[BEGIN DATA SHOWN]

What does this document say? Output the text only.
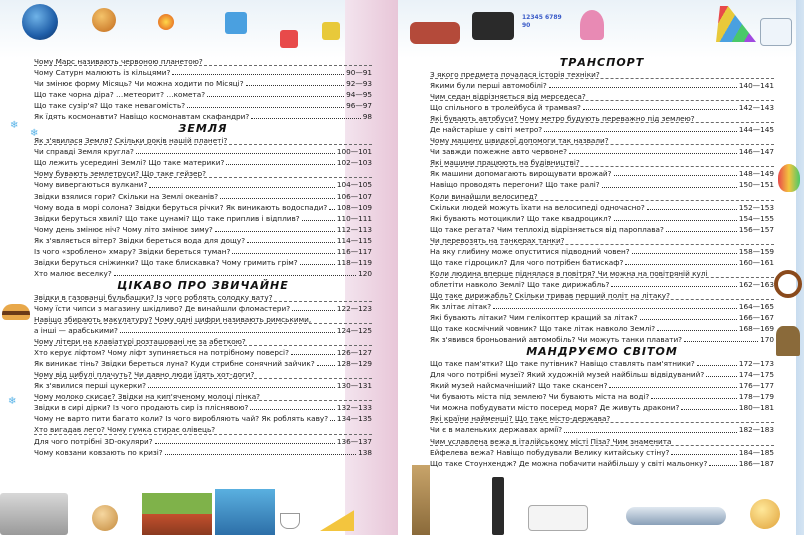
❄
❄
❄
12345 6789 90
Чому Марс називають червоною планетою?
Чому Сатурн малюють із кільцями?	90—91
Чи змінює форму Місяць? Чи можна ходити по Місяці?	92—93
Що таке чорна діра? …метеорит? …комета?	94—95
Що таке сузір'я? Що таке невагомість?	96—97
Як їдять космонавти? Навіщо космонавтам скафандри?	98
ЗЕМЛЯ
Як з'явилася Земля? Скільки років нашій планеті?
Чи справді Земля кругла?	100—101
Що лежить усередині Землі? Що таке материки?	102—103
Чому бувають землетруси? Що таке гейзер?
Чому вивергаються вулкани?	104—105
Звідки взялися гори? Скільки на Землі океанів?	106—107
Чому вода в морі солона? Звідки беруться річки? Як виникають водоспади? 108—109
Звідки беруться хвилі? Що таке цунамі? Що таке приплив і відплив?	110—111
Чому день змінює ніч? Чому літо змінює зиму?	112—113
Як з'являється вітер? Звідки береться вода для дощу?	114—115
Із чого «зроблено» хмару? Звідки береться туман?	116—117
Звідки беруться сніжинки? Що таке блискавка? Чому гримить грім?	118—119
Хто малює веселку?	120
ЦІКАВО ПРО ЗВИЧАЙНЕ
Звідки в газованці бульбашки? Із чого роблять солодку вату?
Чому їсти чипси з магазину шкідливо? Де винайшли фломастери?	122—123
Навіщо збирають макулатуру? Чому одні цифри називають римськими,
а інші — арабськими?	124—125
Чому літери на клавіатурі розташовані не за абеткою?
Хто керує ліфтом? Чому ліфт зупиняється на потрібному поверсі?	126—127
Як виникає тінь? Звідки береться луна? Куди стрибне сонячний зайчик?	128—129
Чому від цибулі плачуть? Чи давно люди їдять хот-доги?
Як з'явилися перші цукерки?	130—131
Чому молоко скисає? Звідки на кип'яченому молоці пінка?
Звідки в сирі дірки? Із чого продають сир із пліснявою?	132—133
Чому не варто пити багато коли? Із чого виробляють чай? Як роблять каву? 134—135
Хто вигадав лего? Чому гумка стирає олівець?
Для чого потрібні 3D-окуляри?	136—137
Чому ковзани ковзають по кризі?	138
ТРАНСПОРТ
З якого предмета почалася історія техніки?
Якими були перші автомобілі?	140—141
Чим седан відрізняється від мерседеса?
Що спільного в тролейбуса й трамвая?	142—143
Які бувають автобуси? Чому метро будують переважно під землею?
Де найстаріше у світі метро?	144—145
Чому машину швидкої допомоги так назвали?
Чи завжди пожежне авто червоне?	146—147
Які машини працюють на будівництві?
Як машини допомагають вирощувати врожай?	148—149
Навіщо проводять перегони? Що таке ралі?	150—151
Коли винайшли велосипед?
Скільки людей можуть їхати на велосипеді одночасно?	152—153
Які бувають мотоцикли? Що таке квадроцикл?	154—155
Що таке регата? Чим теплохід відрізняється від пароплава?	156—157
Чи перевозять на танкерах танки?
На яку глибину може опуститися підводний човен?	158—159
Що таке гідроцикл? Для чого потрібен батискаф?	160—161
Коли людина вперше піднялася в повітря? Чи можна на повітряній кулі
облетіти навколо Землі? Що таке дирижабль?	162—163
Що таке дирижабль? Скільки тривав перший політ на літаку?
Як злітає літак?	164—165
Які бувають літаки? Чим гелікоптер кращий за літак?	166—167
Що таке космічний човник? Що таке літак навколо Землі?	168—169
Як з'явився броньований автомобіль? Чи можуть танки плавати?	170
МАНДРУЄМО СВІТОМ
Що таке пам'ятки? Що таке путівник? Навіщо ставлять пам'ятники?	172—173
Для чого потрібні музеї? Який художній музей найбільш відвідуваний?	174—175
Який музей найсмачніший? Що таке скансен?	176—177
Чи бувають міста під землею? Чи бувають міста на воді?	178—179
Чи можна побудувати місто посеред моря? Де живуть дракони?	180—181
Які країни найменші? Що таке місто-держава?
Чи є в маленьких державах армії?	182—183
Чим уславлена вежа в італійському місті Піза? Чим знаменита
Ейфелева вежа? Навіщо побудували Велику китайську стіну?	184—185
Що таке Стоунхендж? Де можна побачити найбільшу у світі мальонку?	186—187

[END DATA SHOWN]

### WORK TO COMPLETE
Check every line of the data, and copy the ones that contain "вода".

### RESULT OF THE EXERCISE
Чому вода в морі солона? Звідки беруться річки? Як виникають водоспади? 108—109
Як з'являється вітер? Звідки береться вода для дощу?	114—115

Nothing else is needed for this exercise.